▶ _WHAT YOU ARE ASKED TO DO_
Find the word "kshceo" in the data. Return every line where it appears.

— BEGIN —

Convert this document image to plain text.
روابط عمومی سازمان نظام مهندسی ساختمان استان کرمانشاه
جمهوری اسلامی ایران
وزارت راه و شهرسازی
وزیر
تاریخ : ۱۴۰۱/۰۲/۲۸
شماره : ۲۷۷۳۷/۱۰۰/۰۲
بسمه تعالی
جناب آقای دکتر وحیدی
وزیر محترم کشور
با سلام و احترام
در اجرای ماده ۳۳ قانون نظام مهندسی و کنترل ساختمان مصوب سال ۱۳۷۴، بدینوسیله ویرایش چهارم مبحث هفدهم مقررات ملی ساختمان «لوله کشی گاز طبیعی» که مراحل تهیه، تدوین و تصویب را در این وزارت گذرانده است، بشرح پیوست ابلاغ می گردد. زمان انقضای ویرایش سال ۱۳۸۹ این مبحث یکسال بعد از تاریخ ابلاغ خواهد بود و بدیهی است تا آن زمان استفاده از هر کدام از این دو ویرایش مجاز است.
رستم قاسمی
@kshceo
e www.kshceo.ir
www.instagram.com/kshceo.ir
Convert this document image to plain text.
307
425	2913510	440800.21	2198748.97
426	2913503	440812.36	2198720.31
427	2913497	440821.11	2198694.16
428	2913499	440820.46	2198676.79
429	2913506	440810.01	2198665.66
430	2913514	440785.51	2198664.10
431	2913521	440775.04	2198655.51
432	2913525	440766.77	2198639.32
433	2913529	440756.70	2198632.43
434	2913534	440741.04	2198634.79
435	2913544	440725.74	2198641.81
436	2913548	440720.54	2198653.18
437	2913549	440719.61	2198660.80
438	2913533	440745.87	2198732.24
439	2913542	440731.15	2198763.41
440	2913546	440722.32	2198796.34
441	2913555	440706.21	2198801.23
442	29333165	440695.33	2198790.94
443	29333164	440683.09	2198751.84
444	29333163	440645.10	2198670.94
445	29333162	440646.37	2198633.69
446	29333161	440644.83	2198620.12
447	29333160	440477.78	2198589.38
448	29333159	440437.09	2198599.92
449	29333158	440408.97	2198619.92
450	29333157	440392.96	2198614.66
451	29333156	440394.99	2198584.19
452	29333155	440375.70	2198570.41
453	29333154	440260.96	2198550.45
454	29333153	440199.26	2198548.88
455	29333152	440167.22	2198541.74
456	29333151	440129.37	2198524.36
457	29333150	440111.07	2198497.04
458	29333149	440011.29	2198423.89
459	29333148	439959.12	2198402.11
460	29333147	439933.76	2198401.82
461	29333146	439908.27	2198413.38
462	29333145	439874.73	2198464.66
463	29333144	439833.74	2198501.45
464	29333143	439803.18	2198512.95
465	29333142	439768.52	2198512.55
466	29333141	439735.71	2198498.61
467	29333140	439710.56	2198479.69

— END —

▶ _FULL ANSWER_
@kshceo
e www.kshceo.ir
www.instagram.com/kshceo.ir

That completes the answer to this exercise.